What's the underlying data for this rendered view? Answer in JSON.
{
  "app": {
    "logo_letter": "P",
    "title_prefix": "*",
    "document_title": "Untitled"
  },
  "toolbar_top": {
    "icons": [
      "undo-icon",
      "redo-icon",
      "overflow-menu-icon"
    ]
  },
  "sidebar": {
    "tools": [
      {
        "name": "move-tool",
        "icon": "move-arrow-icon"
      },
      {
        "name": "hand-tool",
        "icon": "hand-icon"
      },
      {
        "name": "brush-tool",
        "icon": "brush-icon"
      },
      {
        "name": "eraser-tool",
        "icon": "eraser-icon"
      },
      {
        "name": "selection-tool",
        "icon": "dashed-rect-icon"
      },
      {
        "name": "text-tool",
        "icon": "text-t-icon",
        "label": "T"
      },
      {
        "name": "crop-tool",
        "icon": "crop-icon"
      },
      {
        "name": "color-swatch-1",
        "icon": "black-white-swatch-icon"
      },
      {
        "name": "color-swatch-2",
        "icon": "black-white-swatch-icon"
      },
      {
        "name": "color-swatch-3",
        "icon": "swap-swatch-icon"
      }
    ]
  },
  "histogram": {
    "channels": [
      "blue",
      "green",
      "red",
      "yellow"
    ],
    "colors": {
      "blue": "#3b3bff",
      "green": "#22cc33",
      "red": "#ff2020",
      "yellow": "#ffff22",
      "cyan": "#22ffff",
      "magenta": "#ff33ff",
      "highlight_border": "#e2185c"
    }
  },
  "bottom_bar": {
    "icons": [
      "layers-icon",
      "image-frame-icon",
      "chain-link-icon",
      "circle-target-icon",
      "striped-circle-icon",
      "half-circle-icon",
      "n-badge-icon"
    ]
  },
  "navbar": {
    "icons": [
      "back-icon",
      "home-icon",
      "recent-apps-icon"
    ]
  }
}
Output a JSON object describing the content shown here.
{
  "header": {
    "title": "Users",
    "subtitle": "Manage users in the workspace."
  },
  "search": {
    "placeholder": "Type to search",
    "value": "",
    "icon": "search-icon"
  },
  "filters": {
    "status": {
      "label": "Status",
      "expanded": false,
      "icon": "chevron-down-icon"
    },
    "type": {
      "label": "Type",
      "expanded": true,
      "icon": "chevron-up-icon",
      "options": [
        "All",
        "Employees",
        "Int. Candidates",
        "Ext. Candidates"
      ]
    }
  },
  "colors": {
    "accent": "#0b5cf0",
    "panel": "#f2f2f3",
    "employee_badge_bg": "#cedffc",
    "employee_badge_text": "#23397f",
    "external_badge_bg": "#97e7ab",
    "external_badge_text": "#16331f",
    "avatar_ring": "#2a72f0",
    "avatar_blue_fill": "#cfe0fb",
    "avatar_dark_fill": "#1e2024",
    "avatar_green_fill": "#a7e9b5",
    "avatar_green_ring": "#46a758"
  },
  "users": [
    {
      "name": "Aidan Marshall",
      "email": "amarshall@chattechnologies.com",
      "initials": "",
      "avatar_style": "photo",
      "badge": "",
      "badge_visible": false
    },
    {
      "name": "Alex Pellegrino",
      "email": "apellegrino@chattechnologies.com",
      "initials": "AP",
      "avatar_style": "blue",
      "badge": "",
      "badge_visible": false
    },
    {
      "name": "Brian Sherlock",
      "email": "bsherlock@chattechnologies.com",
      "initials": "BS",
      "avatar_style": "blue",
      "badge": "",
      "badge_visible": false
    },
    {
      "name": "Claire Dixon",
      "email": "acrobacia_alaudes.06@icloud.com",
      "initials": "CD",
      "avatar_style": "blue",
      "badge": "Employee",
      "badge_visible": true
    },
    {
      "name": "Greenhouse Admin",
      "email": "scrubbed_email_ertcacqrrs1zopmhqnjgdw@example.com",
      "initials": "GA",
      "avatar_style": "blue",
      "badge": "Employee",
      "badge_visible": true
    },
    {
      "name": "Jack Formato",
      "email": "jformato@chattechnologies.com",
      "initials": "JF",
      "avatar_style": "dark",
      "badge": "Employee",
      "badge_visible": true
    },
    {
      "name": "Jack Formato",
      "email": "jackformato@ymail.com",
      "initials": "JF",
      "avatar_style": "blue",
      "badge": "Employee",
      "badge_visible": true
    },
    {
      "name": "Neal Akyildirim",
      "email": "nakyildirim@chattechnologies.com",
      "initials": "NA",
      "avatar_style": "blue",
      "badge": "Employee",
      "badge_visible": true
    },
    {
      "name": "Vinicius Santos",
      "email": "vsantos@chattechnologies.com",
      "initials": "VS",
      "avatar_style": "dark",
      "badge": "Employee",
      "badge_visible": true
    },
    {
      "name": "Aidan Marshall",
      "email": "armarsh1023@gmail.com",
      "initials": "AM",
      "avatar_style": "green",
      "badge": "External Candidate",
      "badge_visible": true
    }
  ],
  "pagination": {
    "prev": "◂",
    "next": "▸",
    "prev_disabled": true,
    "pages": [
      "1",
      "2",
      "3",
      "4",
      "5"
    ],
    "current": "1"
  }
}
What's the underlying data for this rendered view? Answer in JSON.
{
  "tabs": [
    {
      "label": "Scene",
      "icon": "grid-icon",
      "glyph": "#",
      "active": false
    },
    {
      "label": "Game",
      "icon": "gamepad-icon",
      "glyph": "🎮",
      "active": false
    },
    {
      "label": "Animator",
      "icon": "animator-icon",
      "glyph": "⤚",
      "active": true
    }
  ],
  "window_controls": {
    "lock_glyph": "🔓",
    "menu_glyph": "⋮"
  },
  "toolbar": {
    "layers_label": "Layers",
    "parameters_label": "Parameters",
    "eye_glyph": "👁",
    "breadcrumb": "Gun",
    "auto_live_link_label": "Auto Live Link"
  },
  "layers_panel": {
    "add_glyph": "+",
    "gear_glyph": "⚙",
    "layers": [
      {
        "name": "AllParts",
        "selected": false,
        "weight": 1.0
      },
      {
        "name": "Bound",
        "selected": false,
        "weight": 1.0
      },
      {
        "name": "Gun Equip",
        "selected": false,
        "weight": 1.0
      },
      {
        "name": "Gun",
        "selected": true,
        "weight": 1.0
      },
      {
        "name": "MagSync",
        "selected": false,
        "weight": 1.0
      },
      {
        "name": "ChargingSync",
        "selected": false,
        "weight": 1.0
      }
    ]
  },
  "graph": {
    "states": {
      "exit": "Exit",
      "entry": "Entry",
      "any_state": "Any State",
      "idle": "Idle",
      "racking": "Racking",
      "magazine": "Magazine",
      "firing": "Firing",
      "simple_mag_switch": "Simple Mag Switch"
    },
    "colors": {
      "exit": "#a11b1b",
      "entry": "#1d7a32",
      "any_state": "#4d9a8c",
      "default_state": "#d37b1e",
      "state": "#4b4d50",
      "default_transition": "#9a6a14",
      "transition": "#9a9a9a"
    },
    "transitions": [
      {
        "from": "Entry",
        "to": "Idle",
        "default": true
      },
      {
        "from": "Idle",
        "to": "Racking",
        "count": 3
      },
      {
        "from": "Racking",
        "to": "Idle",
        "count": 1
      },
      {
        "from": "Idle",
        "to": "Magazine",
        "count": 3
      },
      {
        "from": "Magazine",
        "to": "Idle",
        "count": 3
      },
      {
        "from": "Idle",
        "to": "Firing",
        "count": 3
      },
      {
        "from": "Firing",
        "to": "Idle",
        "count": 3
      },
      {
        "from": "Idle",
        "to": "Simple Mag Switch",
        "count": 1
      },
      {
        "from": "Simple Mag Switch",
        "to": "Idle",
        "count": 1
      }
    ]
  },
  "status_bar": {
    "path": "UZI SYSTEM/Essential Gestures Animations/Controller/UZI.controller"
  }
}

|---|

Where a line contains the string "Simple", extract that line.

      "simple_mag_switch": "Simple Mag Switch"
        "to": "Simple Mag Switch",
        "from": "Simple Mag Switch",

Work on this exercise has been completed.